### Aim of the task
Locate the line that contains "Transcribe the text in this document.". Retype it and every line after it to the end of the records, exactly, but not the pictures.

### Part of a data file
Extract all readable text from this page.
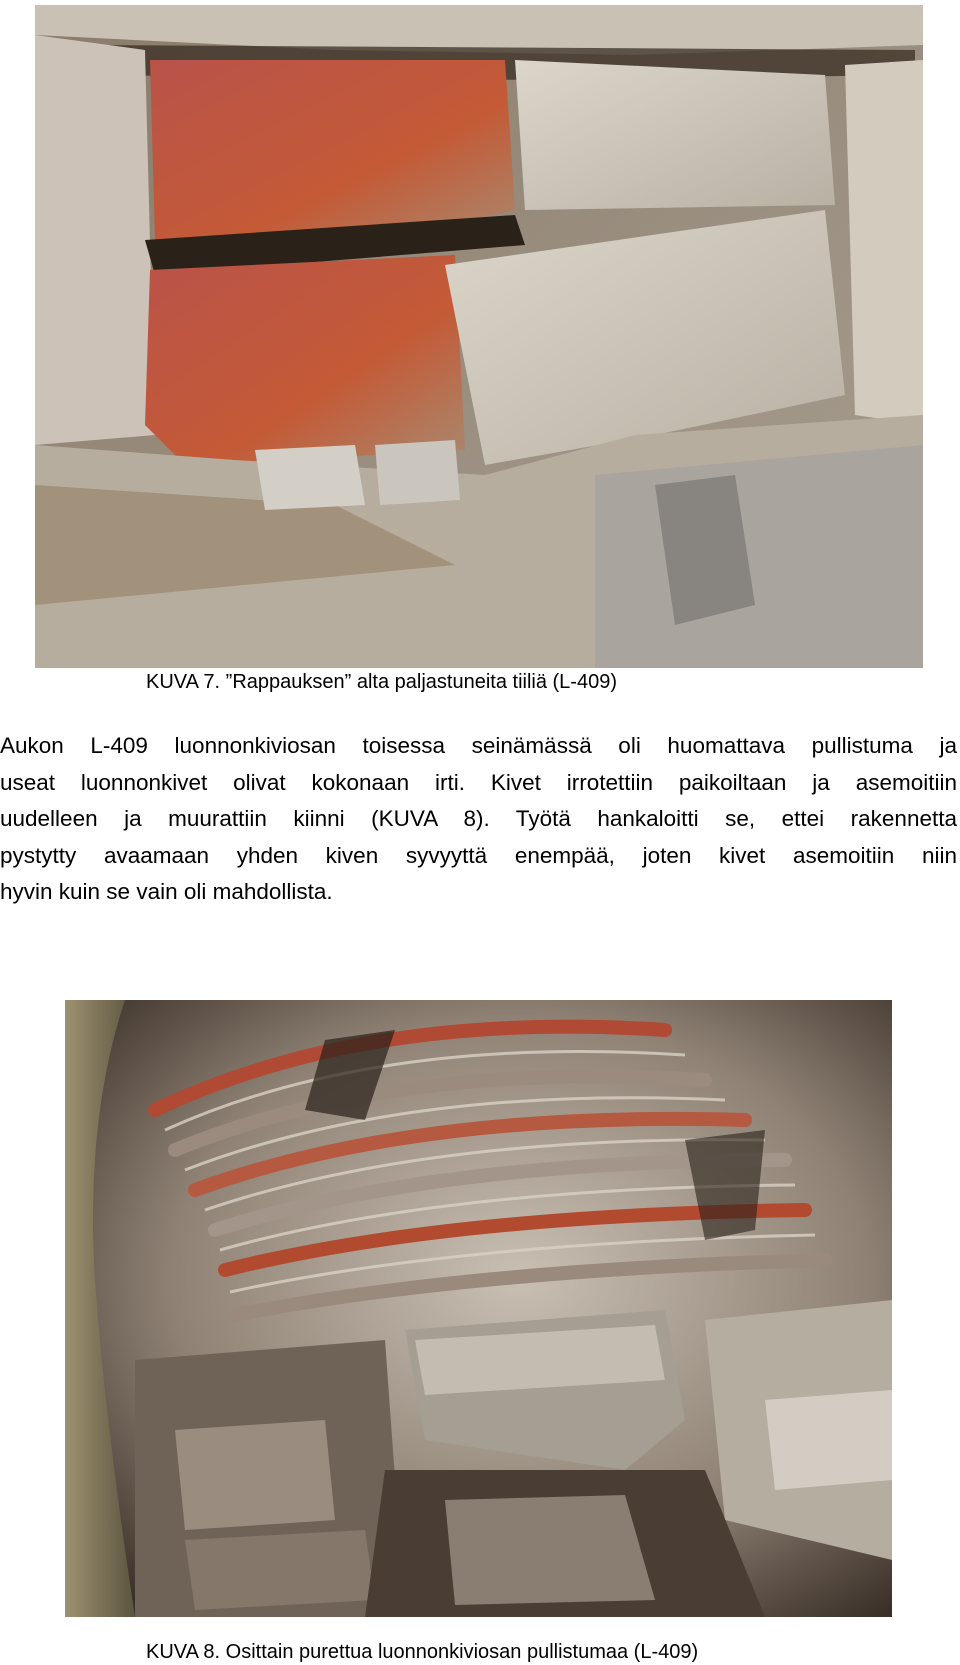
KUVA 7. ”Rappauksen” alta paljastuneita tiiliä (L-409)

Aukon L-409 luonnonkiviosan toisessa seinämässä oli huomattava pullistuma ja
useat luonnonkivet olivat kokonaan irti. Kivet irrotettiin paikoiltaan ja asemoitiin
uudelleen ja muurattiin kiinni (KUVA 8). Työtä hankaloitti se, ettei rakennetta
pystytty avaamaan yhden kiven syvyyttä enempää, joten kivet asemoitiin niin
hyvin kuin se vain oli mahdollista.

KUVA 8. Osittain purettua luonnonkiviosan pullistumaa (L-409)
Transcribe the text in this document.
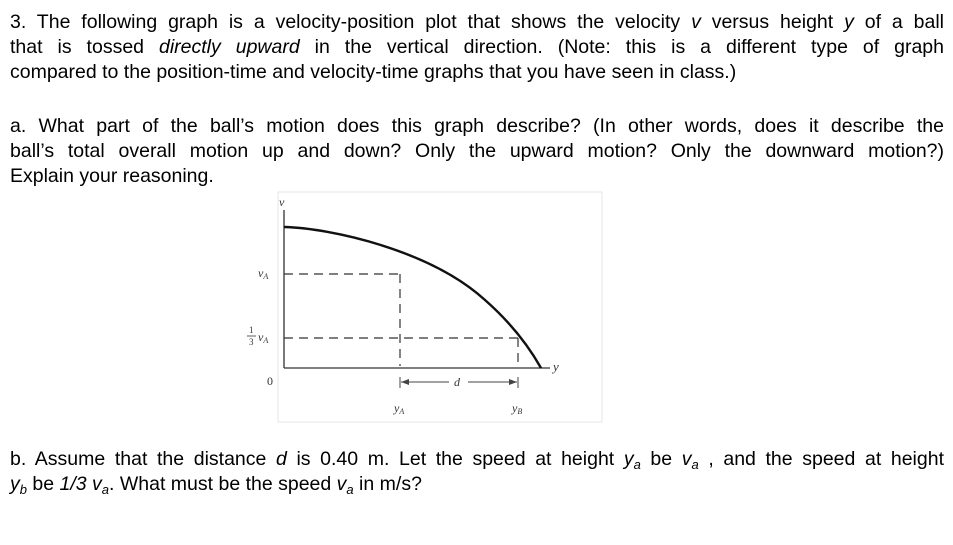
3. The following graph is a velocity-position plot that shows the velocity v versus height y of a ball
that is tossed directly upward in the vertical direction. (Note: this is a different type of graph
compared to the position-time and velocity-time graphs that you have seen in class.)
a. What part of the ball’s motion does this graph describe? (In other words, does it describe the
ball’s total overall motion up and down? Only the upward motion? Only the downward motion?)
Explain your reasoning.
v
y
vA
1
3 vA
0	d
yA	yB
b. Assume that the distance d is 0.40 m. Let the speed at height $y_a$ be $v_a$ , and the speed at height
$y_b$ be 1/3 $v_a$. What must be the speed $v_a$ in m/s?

### Worked solution
Transcribe the text in this document.
3. The following graph is a velocity-position plot that shows the velocity v versus height y of a ball
that is tossed directly upward in the vertical direction. (Note: this is a different type of graph
compared to the position-time and velocity-time graphs that you have seen in class.)
a. What part of the ball’s motion does this graph describe? (In other words, does it describe the
ball’s total overall motion up and down? Only the upward motion? Only the downward motion?)
Explain your reasoning.
v
y
vA
1
3 vA
0	d
yA	yB
b. Assume that the distance d is 0.40 m. Let the speed at height $y_a$ be $v_a$ , and the speed at height
$y_b$ be 1/3 $v_a$. What must be the speed $v_a$ in m/s?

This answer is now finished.